### LO QUE SE PIDE:
Reproduce palabra por palabra las entradas, empezando por la primera y siguiendo hasta la línea que contiene "calendar-week-row: 1 Sunrise: 7:20", ambas incluidas.

### ENTRADAS PROPORCIONADAS:
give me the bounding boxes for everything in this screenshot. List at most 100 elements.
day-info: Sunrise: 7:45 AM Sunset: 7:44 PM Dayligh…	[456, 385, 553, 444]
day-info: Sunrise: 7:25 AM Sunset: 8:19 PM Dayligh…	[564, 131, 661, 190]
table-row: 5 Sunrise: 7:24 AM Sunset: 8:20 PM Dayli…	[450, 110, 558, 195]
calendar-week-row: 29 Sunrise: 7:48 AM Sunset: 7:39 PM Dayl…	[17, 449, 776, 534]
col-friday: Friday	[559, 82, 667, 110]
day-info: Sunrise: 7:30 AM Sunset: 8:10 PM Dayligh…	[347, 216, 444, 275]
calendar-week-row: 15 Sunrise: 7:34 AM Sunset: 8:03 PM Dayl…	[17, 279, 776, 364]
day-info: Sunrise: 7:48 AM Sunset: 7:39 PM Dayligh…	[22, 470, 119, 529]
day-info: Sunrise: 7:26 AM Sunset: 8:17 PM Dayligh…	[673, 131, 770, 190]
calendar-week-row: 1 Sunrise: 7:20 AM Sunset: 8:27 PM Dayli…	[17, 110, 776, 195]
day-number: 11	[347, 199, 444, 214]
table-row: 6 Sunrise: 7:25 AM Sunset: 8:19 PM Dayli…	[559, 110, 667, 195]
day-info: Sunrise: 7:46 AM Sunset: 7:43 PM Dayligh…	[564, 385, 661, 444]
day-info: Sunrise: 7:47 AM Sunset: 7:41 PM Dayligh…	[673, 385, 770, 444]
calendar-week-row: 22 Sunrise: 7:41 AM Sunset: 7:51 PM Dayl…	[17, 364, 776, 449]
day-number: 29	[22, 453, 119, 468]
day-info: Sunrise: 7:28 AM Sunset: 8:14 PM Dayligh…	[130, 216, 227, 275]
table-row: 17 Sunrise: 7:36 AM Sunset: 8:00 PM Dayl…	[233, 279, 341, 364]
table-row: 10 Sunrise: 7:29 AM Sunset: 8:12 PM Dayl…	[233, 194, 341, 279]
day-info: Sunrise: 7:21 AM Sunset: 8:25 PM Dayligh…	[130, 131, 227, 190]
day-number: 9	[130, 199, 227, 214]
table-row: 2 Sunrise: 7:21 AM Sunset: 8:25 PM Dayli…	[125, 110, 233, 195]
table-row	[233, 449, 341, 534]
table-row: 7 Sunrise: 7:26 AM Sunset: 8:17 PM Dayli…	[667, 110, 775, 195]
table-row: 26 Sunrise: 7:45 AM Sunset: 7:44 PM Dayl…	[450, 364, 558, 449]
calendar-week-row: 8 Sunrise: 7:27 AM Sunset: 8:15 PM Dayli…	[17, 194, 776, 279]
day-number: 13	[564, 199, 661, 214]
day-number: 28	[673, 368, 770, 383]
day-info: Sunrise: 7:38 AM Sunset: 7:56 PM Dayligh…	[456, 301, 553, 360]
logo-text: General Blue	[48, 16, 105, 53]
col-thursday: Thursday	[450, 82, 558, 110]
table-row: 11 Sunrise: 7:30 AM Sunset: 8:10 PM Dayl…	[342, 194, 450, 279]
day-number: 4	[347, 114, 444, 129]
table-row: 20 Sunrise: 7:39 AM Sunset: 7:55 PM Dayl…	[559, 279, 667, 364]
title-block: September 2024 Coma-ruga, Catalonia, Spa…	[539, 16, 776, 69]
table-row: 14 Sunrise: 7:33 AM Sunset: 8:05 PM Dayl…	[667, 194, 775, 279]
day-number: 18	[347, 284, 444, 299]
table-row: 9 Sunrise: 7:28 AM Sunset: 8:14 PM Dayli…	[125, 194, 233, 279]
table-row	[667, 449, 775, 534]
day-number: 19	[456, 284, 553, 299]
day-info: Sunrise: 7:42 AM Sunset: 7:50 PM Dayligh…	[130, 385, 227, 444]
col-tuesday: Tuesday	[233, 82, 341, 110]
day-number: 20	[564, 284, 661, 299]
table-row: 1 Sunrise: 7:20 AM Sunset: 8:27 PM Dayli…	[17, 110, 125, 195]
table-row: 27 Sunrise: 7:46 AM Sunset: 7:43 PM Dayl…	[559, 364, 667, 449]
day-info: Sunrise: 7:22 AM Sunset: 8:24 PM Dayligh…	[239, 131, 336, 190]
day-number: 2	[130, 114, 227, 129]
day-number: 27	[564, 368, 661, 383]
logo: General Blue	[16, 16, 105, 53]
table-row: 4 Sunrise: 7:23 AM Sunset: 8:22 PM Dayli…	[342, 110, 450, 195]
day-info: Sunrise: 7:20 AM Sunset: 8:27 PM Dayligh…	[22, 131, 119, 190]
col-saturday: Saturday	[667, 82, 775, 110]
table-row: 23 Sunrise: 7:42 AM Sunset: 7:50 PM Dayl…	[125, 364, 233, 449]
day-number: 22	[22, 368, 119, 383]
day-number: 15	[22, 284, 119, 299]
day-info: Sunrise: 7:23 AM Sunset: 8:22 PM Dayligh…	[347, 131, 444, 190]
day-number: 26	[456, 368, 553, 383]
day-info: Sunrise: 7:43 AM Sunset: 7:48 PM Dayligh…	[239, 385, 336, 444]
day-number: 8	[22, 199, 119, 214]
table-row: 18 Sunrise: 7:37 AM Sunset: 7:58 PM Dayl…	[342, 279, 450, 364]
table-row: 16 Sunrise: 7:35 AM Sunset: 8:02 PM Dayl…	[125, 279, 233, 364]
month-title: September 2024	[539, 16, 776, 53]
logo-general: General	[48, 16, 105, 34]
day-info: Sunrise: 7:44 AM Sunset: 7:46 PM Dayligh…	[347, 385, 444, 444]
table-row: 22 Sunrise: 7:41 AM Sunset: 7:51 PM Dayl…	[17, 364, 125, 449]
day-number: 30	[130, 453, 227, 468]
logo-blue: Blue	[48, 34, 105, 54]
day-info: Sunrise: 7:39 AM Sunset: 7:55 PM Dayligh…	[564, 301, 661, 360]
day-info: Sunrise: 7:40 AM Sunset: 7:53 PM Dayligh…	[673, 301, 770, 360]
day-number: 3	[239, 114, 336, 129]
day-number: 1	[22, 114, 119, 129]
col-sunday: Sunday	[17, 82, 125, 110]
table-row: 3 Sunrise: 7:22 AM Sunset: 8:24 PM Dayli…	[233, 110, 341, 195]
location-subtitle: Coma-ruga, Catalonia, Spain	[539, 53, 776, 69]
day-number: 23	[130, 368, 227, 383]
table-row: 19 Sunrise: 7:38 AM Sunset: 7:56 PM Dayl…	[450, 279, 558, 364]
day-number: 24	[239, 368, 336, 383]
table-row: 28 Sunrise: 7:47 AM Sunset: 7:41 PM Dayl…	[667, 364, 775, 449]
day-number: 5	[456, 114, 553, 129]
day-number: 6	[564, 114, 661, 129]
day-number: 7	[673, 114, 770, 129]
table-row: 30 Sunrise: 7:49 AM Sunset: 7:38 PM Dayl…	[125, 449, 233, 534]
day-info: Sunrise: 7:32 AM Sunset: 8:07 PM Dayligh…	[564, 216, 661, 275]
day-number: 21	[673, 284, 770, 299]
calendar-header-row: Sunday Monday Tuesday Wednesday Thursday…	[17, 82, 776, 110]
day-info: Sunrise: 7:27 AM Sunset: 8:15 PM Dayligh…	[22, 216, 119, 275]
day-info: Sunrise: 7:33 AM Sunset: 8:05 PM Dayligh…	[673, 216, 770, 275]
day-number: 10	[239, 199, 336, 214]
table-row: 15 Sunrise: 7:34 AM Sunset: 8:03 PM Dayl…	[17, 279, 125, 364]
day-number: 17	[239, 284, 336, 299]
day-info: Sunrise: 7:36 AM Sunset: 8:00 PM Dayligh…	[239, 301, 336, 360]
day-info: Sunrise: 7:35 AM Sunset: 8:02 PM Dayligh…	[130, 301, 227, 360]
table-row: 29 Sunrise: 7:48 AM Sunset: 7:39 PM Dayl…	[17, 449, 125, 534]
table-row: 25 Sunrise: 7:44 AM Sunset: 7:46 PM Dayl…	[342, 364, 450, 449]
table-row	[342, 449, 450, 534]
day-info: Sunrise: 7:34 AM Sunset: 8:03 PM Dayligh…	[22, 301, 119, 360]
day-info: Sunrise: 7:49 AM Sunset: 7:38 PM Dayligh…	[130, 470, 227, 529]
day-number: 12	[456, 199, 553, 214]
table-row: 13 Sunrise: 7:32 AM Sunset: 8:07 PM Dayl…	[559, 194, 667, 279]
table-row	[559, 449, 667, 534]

### RESULTADO DE TAREA:
give me the bounding boxes for everything in this screenshot. List at most 100 elements.
day-info: Sunrise: 7:45 AM Sunset: 7:44 PM Dayligh…	[456, 385, 553, 444]
day-info: Sunrise: 7:25 AM Sunset: 8:19 PM Dayligh…	[564, 131, 661, 190]
table-row: 5 Sunrise: 7:24 AM Sunset: 8:20 PM Dayli…	[450, 110, 558, 195]
calendar-week-row: 29 Sunrise: 7:48 AM Sunset: 7:39 PM Dayl…	[17, 449, 776, 534]
col-friday: Friday	[559, 82, 667, 110]
day-info: Sunrise: 7:30 AM Sunset: 8:10 PM Dayligh…	[347, 216, 444, 275]
calendar-week-row: 15 Sunrise: 7:34 AM Sunset: 8:03 PM Dayl…	[17, 279, 776, 364]
day-info: Sunrise: 7:48 AM Sunset: 7:39 PM Dayligh…	[22, 470, 119, 529]
day-info: Sunrise: 7:26 AM Sunset: 8:17 PM Dayligh…	[673, 131, 770, 190]
calendar-week-row: 1 Sunrise: 7:20 AM Sunset: 8:27 PM Dayli…	[17, 110, 776, 195]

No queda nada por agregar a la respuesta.